_Texto de análisis_:
•••

Bonnemains hace una labor de fondo desde hace 14 años. Según él, las
armas de la Gran Guerra siguen envenenando a la gente. El arsénico
contenido en el suelo llega a las capas freáticas. El plomo de la
metralla satura algunos terrenos. Otros materiales no degradables como
el mercurio seguirán contaminando durante mucho tiempo, tal vez siempre,
el medio ambiente. «Nos encontramos ante un fracaso moral», asegura.
«Los franceses, ingleses y alemanes que inventaron las armas químicas se
muestran hoy desinteresados».
Los habitantes se enfrentan de forma periódica a problemas de
contaminación. En el otoño de 2012, el agua potable de más de 500
municipios de la región de Nord-Pas-de-Calais fue declarada inapropiada
para el consumo, debido a un índice anormalmente alto de perclorato de
amonio. Más de 400 de ellos sufren todavía restricciones de uso. Las
autoridades sanitarias mantienen cierta vaguedad sobre los orígenes de
la contaminación, pero la cartografía de los lugares afectados
corresponde a la de los combates más duros. Los alcaldes de los
municipios no tienen ninguna duda sobre las causas.
Aproximadamente el 15% de los miles de millones de obuses utilizados
durante el conflicto no explotaron; muchos de ellos están aún
sepultados. De vez en cuando sale alguno a la superficie, en el
transcurso de una obra, o bajo la reja de un arado. Entonces se evacúa a
la población mientras se procede a neutralizarlo. Una labor casi
rutinaria.
La brigada de limpieza de minas de Metz, que cubre tres departamentos
de la antigua línea del frente, registra entre 900 y 1.000 peticiones
de intervención cada año, y desactiva, solo en esta parte de las
antiguas trincheras, de 45 a 60 toneladas de munición. «Somos los
basureros de los campos de batalla», dice Christian Cléret, responsable
de este equipo de 11 personas, y cuyo padre se dedicaba a lo mismo. Sus
descendientes podrán prolongar la tradición: los más pesimistas calculan
que se tardarán varios siglos en limpiar del todo la zona. «Hay al
menos para varias docenas de años», asegura Cléret.
El artificiero tiene 33 años de experiencia, de modo que sabe evaluar
de un golpe de vista el tipo y la peligrosidad de los obuses, las
granadas y otras herencias del pasado. «Cuanto más pasa el tiempo, más
grave es el problema de la sensibilidad. Las carcasas se han vuelto más
frágiles después de haber permanecido tantos años en la tierra húmeda»,
dice. «Esas condiciones aceleran el proceso de envejecimiento».

•••

_Información_:
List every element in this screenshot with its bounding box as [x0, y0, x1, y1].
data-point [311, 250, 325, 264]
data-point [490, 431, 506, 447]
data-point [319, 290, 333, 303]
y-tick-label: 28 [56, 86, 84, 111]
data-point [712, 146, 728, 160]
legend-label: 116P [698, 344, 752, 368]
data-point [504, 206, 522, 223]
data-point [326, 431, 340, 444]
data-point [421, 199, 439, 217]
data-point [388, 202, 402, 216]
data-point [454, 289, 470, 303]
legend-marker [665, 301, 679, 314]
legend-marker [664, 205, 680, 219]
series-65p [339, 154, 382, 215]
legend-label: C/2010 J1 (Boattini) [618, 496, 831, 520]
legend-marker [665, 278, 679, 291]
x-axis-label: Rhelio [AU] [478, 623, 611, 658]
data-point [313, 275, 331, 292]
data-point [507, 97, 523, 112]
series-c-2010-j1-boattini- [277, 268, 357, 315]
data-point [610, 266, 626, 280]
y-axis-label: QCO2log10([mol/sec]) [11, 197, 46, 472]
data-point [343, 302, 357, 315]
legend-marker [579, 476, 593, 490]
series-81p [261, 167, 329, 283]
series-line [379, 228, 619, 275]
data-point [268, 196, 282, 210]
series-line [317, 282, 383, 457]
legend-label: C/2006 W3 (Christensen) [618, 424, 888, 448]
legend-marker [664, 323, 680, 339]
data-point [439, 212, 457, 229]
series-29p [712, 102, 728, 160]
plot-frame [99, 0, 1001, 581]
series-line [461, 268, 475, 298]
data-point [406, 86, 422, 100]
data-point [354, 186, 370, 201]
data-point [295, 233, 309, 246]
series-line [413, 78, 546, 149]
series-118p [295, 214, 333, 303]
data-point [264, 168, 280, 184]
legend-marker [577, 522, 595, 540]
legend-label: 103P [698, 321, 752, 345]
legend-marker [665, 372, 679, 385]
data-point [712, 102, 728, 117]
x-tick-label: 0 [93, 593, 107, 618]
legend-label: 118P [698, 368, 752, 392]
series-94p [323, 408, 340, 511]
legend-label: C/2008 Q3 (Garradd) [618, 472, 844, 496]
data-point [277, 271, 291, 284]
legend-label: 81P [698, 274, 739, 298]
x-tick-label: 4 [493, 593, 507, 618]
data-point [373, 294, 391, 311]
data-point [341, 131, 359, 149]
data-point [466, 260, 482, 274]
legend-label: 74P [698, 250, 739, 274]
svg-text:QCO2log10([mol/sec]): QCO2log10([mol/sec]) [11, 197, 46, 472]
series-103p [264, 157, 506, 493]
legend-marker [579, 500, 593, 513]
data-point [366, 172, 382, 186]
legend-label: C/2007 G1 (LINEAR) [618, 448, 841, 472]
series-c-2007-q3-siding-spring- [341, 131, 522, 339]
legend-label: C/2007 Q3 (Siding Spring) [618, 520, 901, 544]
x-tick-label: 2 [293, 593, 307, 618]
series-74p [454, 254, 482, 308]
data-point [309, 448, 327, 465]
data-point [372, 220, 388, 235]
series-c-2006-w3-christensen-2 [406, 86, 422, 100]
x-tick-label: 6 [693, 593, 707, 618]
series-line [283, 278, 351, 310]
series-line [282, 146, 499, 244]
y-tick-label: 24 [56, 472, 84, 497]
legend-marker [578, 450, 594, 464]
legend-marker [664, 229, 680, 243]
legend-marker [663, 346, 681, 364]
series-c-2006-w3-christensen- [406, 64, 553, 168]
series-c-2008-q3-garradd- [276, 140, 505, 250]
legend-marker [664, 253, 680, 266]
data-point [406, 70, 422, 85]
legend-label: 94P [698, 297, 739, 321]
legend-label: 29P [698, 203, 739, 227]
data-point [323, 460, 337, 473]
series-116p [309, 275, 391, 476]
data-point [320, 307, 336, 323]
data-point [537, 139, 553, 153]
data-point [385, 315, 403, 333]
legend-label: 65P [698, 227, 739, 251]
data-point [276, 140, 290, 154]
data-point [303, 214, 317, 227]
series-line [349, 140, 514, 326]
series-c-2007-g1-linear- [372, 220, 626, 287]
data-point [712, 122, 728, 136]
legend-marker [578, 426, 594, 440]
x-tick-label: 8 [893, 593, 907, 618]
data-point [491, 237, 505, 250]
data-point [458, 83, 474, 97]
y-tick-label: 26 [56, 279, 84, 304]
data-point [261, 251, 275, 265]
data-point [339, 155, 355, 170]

•••

_Tareas del ejercicio_:
A. Determina si cada afirmación concuerda con el texto sobre los restos de la Gran Guerra. Responde sí o no y cita textualmente las palabras del texto que lo deciden. (i) En el otoño de 2012 se declaró no apta para el consumo el agua potable de más de 500 municipios de Nord-Pas-de-Calais. (ii) El equipo que dirige Christian Cléret está formado por 20 personas. (iii) Las autoridades sanitarias señalan con claridad el origen de la contaminación.
B. Redacta la continuación del texto sobre los restos de la Gran Guerra a partir de su última frase.

_Respuestas por tarea_:
A.
(i) Sí: «el agua potable de más de 500 municipios de la región de Nord-Pas-de-Calais fue declarada inapropiada para el consumo».
(ii) No: «responsable de este equipo de 11 personas».
(iii) No: «Las autoridades sanitarias mantienen cierta vaguedad sobre los orígenes de la contaminación».

B.
Alrededor del 2% de las municiones encontradas son químicas, sobre
todo yperita (gas mostaza), fosgeno y difosgeno. Christian Cléret y sus
hombres han aprendido a localizarlas. «Cuando tenemos sospechas,
procedemos a una radiografía».
Después transportan esas municiones al campamento militar de Suippes,
en Marne. Allí hay almacenadas casi 200 toneladas. En 1997, después de
que Francia firmara el Convenio que prohíbe almacenar armas químicas, se
puso en marcha un proyecto para construir un centro de tratamiento,
llamado SECOIA, Sitio de Eliminación de las Cargas de Objetos no
Identificados Antiguos. Tras muchos retrasos y rediseños, las obras
acaban de empezar, en Mailly-le-Grand. Está previsto que la planta se
inaugure en 2016, como pronto. Los obuses químicos se harán estallar en
una cámara de detonación estanca y los residuos recuperados se
procesarán en otras unidades especializadas.
Después de la guerra, los bandos beligerantes escondieron las
municiones no utilizadas, en particular las químicas, en lugares
considerados del máximo secreto. No se conoce ningún inventario. En
Francia se sumergieron miles de toneladas en el lago de Avrillé
(Maine-et-Loire) y otras municiones se enterraron en la sima de Jardel
(Doubs). En Bélgica, una parte de la reserva de proyectiles yace frente a
las costas de Zeebruge. Está claro que los militares no pensaron en la
posteridad. «Cuando la gente quiere librar una guerra, se preocupa poco
por las generaciones futuras», observa Jacky Bonnemains.
Benoît Hopquin (Le Monde)
Publicada por el diario El País (España).